Figure collection entries:
+---+
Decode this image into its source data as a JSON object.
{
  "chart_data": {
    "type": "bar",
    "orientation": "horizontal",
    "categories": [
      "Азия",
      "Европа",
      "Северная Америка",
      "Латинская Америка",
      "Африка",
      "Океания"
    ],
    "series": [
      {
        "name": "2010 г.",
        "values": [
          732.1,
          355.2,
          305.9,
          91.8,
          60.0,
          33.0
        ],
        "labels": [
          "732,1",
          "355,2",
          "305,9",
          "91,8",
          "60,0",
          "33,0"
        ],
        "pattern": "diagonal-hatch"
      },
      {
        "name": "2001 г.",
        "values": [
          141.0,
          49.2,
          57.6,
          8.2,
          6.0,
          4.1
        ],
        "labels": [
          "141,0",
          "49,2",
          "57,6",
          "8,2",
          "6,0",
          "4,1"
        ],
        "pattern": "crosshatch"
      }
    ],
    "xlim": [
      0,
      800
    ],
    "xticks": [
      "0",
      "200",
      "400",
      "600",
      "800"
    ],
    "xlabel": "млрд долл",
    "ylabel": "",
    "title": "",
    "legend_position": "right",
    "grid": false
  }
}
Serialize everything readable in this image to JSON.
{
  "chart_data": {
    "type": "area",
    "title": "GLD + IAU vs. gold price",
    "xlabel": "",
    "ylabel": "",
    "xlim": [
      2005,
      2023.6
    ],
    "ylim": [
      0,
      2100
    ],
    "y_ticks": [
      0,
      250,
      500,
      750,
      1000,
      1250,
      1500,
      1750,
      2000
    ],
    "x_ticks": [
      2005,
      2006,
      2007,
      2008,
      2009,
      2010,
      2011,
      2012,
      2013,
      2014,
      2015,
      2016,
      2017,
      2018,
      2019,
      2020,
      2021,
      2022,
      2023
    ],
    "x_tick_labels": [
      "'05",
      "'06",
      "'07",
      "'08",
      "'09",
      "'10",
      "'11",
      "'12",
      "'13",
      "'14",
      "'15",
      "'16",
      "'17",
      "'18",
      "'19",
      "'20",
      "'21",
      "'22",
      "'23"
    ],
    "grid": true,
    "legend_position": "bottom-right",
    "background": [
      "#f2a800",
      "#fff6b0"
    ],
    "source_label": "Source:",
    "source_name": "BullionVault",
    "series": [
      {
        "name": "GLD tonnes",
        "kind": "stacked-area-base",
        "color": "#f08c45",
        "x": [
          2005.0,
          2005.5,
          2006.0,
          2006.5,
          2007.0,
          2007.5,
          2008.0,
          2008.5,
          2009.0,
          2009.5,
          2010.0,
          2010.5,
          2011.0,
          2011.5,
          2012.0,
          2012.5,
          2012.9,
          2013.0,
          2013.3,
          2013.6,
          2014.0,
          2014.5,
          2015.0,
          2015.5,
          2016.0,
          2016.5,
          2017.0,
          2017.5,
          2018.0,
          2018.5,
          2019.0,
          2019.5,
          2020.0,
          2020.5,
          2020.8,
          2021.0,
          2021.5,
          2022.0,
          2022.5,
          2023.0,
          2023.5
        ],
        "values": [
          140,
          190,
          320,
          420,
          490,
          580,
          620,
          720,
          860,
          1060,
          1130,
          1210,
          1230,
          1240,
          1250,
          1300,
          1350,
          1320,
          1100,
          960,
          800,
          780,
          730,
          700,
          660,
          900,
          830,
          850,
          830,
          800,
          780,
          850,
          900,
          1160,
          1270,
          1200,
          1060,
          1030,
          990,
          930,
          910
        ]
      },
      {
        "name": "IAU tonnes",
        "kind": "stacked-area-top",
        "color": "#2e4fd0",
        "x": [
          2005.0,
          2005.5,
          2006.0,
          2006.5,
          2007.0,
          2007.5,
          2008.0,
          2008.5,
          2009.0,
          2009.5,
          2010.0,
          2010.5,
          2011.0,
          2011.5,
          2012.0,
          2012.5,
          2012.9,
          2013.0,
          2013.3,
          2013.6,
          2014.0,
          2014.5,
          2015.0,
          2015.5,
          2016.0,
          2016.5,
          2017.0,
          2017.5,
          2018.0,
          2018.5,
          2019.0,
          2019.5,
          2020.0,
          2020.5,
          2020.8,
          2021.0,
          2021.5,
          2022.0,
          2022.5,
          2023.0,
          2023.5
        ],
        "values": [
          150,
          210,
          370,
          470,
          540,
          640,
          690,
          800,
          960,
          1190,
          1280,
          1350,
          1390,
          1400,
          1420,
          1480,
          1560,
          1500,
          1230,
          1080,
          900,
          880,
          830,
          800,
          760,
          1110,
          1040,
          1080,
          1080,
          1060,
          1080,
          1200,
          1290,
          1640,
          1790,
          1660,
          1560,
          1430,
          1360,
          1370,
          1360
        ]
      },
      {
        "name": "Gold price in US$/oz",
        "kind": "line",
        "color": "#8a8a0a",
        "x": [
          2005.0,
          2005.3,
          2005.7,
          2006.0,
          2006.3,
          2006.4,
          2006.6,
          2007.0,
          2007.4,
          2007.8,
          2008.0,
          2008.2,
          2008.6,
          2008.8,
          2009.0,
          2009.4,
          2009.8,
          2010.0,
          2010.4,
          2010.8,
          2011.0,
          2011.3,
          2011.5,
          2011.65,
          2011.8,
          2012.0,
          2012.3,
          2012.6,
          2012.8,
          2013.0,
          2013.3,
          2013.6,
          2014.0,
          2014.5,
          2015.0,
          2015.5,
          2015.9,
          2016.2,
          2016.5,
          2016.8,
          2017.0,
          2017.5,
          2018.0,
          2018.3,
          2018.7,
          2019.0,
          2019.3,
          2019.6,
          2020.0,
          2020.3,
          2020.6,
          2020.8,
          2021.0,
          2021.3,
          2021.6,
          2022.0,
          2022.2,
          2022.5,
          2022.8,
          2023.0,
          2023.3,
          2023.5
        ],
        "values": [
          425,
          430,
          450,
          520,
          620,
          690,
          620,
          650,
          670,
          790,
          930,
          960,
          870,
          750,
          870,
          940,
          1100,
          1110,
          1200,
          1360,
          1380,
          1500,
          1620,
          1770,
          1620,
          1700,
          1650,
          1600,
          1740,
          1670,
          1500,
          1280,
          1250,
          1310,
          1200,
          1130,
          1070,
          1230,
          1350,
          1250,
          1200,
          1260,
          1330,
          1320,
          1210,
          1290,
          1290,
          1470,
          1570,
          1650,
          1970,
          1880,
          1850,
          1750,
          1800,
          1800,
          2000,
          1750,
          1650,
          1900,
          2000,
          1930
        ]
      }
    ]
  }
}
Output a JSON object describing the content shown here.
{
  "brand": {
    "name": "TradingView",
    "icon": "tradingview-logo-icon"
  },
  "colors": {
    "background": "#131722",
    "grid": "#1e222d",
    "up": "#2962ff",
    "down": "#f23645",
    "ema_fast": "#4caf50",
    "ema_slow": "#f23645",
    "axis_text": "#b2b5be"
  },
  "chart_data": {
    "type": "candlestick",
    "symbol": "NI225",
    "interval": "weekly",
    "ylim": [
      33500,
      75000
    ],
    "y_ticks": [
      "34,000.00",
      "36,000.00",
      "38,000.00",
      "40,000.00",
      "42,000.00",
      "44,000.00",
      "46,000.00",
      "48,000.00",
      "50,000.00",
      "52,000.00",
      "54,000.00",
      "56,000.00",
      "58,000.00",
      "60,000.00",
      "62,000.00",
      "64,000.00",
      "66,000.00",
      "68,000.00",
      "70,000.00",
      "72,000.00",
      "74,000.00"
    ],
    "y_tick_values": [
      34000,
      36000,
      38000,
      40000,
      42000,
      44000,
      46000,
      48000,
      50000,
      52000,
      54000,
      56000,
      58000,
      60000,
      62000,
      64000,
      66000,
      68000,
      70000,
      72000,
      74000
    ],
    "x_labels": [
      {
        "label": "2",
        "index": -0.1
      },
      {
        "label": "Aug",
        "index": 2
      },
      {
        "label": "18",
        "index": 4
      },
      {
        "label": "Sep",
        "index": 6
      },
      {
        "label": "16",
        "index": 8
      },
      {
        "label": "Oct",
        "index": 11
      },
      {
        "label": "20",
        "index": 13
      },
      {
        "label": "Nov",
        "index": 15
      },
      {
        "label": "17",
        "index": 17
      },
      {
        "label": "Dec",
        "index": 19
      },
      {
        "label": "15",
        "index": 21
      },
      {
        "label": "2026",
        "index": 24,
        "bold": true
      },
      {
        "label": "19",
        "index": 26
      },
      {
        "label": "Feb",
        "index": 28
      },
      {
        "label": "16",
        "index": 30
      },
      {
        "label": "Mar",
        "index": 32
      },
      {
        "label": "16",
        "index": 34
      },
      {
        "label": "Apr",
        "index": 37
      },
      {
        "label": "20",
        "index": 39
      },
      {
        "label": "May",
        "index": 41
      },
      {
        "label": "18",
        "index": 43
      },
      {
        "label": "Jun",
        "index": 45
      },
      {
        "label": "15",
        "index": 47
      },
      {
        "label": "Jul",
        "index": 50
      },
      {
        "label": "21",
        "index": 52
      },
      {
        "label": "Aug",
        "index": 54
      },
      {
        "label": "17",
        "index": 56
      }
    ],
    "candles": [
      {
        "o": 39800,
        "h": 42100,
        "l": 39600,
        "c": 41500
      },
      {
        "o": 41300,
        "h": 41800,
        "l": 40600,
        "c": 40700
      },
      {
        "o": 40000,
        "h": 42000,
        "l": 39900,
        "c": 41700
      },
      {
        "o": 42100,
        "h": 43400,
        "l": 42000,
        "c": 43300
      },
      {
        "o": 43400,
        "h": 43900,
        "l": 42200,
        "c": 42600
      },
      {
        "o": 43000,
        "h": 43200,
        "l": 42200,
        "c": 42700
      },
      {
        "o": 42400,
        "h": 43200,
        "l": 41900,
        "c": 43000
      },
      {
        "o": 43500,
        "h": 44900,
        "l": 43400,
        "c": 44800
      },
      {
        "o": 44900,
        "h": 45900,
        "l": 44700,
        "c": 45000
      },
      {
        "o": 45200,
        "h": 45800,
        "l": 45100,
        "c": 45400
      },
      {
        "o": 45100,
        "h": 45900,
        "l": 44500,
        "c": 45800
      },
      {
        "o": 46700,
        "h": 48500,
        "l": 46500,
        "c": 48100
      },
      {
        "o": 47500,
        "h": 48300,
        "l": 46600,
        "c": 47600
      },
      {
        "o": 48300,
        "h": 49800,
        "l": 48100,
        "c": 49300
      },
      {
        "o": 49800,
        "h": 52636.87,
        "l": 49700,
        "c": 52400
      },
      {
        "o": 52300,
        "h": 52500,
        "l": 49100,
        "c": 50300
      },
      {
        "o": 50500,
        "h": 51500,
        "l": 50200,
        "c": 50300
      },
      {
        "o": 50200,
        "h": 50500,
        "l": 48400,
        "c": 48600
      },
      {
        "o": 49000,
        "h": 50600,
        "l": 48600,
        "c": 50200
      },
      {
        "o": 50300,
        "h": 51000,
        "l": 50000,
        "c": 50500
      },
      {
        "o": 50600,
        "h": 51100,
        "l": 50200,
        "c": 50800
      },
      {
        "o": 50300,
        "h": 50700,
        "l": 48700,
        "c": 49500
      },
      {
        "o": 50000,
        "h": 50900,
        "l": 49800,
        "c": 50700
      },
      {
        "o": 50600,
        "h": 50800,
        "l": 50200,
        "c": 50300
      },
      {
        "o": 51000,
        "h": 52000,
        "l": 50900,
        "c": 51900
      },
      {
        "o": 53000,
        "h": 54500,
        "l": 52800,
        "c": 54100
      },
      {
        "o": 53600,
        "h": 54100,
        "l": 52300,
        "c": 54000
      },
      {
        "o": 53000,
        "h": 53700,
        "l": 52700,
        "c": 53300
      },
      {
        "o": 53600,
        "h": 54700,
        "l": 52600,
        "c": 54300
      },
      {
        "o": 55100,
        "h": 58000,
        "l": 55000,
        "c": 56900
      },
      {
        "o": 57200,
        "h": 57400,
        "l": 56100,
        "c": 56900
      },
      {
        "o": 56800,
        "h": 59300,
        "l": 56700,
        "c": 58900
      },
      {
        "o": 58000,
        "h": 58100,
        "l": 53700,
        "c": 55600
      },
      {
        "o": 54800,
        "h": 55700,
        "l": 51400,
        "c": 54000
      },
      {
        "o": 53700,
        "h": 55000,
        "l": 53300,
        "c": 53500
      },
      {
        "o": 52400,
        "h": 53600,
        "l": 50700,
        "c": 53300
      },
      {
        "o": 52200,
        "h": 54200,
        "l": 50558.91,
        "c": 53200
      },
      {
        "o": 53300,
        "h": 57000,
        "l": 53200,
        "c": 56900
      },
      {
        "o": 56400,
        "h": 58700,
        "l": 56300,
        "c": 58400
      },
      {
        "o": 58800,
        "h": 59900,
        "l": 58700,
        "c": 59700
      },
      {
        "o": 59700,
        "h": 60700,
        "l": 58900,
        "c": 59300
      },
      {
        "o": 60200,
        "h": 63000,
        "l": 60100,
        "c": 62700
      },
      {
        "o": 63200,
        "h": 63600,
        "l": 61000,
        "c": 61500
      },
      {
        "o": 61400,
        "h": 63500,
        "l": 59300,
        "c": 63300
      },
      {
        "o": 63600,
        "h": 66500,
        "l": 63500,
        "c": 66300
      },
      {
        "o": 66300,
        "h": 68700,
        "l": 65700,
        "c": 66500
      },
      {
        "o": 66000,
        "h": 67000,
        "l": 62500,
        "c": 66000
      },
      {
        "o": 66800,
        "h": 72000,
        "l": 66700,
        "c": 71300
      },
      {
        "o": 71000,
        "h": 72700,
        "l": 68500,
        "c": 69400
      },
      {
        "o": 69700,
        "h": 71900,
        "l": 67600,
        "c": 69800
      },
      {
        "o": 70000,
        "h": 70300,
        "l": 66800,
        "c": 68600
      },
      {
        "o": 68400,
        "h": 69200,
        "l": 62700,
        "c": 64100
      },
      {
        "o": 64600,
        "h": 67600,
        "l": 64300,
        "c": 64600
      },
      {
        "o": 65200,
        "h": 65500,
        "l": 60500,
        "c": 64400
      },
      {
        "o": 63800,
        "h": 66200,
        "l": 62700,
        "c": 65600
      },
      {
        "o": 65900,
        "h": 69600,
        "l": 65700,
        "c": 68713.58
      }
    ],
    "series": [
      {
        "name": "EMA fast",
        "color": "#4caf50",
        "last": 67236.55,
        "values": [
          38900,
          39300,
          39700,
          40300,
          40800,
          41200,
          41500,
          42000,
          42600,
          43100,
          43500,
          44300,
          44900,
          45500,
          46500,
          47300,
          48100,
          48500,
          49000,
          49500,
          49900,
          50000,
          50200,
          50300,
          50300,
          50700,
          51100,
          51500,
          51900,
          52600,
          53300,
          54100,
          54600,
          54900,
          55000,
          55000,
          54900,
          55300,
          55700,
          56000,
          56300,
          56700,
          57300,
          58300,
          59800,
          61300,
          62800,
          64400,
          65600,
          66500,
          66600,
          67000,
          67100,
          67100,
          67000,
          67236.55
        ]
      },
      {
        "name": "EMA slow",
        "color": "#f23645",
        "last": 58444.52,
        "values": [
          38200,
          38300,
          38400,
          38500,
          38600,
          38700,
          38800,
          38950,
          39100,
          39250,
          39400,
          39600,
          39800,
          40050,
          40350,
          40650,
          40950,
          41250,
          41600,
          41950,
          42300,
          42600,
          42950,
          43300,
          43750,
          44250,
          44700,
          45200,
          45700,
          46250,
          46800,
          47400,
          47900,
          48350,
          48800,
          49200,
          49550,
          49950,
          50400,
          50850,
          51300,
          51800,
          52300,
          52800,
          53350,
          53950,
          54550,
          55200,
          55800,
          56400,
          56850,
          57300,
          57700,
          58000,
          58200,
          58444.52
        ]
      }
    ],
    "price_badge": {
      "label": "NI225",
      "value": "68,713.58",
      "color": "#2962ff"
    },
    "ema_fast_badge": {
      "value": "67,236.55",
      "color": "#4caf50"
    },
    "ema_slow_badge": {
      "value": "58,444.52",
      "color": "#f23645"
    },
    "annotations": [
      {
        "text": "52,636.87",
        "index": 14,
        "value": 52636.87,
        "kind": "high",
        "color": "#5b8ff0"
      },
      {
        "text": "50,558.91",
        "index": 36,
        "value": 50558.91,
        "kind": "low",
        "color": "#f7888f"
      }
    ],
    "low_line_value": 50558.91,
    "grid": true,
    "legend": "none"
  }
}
+---+
WORK TO BE COMPLETED ->
Search the data above for the word "image", then gather each line in which it appears.

SOLVED EXERCISE ->
Decode this image into its source data as a JSON object.
Serialize everything readable in this image to JSON.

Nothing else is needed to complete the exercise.